◆ Task objective
Search the material below for the word "href" and copy every line in which it occurs.

-- BEGIN --

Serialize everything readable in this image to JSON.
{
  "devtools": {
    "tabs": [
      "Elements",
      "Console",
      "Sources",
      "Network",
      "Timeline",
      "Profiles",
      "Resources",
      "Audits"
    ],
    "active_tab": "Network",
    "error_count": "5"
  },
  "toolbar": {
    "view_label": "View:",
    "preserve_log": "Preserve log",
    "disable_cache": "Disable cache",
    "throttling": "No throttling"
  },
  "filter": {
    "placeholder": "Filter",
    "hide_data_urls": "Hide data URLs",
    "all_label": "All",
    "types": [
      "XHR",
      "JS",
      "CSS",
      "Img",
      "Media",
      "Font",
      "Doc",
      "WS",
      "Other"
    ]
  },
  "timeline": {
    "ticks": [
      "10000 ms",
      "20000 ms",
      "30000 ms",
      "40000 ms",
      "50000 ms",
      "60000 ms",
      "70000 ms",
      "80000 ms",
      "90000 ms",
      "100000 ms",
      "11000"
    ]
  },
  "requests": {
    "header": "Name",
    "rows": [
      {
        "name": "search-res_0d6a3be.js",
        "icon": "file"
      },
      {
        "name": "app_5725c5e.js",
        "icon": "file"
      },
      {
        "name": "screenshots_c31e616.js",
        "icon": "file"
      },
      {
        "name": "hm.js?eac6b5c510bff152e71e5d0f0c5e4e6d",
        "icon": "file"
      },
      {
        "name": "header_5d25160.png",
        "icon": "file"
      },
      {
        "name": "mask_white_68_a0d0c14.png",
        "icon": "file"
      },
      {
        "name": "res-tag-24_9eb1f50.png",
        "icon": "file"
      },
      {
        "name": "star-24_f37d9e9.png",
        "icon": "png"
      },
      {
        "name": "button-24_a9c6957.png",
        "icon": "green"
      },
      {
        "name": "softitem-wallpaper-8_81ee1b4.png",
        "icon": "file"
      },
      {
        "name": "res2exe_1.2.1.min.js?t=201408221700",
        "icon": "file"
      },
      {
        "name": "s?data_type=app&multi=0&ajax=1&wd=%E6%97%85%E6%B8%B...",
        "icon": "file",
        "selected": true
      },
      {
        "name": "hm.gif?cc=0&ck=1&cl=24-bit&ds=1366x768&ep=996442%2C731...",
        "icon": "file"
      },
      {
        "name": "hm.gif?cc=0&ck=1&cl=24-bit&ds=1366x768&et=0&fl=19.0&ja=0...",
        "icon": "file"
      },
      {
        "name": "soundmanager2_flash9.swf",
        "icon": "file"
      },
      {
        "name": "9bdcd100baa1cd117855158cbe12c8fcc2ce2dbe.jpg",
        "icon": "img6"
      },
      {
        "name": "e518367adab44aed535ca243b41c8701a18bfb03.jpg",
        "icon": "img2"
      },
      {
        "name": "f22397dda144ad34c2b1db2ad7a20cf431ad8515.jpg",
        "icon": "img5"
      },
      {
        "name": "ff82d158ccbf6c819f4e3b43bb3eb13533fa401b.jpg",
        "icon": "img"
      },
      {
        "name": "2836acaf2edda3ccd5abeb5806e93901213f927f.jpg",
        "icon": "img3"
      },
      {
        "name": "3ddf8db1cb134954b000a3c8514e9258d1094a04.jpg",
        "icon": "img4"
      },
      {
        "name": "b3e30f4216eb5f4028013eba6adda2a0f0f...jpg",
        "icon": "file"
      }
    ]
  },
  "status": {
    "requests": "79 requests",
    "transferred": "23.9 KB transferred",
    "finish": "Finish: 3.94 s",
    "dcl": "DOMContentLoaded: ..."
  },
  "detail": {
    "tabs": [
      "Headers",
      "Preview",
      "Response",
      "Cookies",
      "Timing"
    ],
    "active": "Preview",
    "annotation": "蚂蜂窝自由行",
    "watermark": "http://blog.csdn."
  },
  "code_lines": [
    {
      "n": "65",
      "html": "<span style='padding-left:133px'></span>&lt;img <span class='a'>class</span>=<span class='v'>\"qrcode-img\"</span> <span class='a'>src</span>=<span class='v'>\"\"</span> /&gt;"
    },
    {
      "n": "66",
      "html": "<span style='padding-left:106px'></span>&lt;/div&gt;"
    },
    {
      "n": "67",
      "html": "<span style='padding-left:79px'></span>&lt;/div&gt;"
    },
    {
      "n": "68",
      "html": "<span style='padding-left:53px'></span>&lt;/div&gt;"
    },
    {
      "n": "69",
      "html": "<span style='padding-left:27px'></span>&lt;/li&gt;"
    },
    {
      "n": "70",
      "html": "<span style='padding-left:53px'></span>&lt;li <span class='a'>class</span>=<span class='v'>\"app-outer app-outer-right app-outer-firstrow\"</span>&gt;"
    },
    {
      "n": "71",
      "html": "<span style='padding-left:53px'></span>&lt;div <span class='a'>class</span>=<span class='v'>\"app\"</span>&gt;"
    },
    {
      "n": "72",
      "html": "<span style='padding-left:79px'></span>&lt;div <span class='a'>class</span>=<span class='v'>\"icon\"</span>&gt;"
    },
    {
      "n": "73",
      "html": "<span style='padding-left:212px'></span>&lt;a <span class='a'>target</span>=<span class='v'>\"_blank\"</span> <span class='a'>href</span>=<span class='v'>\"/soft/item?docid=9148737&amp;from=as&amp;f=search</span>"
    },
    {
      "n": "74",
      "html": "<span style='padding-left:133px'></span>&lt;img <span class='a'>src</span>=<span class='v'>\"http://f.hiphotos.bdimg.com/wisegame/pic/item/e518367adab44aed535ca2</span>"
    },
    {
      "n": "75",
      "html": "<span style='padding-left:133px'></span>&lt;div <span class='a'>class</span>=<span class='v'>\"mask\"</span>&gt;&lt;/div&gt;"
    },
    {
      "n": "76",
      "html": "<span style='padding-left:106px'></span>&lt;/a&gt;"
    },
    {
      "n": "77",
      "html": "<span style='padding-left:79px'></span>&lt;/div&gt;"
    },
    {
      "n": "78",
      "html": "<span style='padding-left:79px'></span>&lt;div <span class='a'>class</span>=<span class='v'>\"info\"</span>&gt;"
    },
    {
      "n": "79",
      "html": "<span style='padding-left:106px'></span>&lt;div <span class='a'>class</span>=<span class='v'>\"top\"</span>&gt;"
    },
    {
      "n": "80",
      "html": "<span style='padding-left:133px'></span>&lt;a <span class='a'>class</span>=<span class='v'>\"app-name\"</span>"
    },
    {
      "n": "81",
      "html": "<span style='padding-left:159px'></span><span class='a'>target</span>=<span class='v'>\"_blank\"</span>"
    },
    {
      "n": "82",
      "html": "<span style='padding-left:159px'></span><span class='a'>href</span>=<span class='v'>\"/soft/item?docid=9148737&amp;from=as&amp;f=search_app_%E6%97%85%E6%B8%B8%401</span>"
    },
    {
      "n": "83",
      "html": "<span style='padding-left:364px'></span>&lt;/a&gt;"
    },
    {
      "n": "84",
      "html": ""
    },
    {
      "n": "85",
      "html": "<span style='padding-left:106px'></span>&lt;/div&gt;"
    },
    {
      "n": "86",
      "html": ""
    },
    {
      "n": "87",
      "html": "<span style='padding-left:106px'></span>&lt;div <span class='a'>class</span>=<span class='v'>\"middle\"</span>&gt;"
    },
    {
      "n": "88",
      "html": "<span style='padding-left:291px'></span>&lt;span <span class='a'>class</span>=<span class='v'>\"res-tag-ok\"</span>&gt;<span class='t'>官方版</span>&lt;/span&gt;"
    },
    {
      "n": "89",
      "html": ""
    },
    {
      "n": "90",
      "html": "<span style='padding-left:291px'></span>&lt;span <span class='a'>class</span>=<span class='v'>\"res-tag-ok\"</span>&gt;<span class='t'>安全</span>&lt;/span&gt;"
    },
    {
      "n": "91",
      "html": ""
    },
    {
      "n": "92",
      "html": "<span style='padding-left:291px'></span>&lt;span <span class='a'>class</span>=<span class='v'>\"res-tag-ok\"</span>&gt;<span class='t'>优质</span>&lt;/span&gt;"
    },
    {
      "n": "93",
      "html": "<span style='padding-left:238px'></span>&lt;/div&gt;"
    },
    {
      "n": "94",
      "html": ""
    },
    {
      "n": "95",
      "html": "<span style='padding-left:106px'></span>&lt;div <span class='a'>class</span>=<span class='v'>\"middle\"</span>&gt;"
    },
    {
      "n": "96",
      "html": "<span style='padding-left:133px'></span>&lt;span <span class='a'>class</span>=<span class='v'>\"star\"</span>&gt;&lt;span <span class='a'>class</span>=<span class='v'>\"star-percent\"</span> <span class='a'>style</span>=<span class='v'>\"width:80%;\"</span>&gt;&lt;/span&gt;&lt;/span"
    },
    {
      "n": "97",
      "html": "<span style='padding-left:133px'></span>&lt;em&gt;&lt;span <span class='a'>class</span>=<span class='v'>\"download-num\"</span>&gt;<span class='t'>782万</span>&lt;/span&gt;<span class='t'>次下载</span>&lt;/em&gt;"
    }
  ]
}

-- END --

◆ Exercise output
      "html": "<span style='padding-left:212px'></span>&lt;a <span class='a'>target</span>=<span class='v'>\"_blank\"</span> <span class='a'>href</span>=<span class='v'>\"/soft/item?docid=9148737&amp;from=as&amp;f=search</span>"
      "html": "<span style='padding-left:159px'></span><span class='a'>href</span>=<span class='v'>\"/soft/item?docid=9148737&amp;from=as&amp;f=search_app_%E6%97%85%E6%B8%B8%401</span>"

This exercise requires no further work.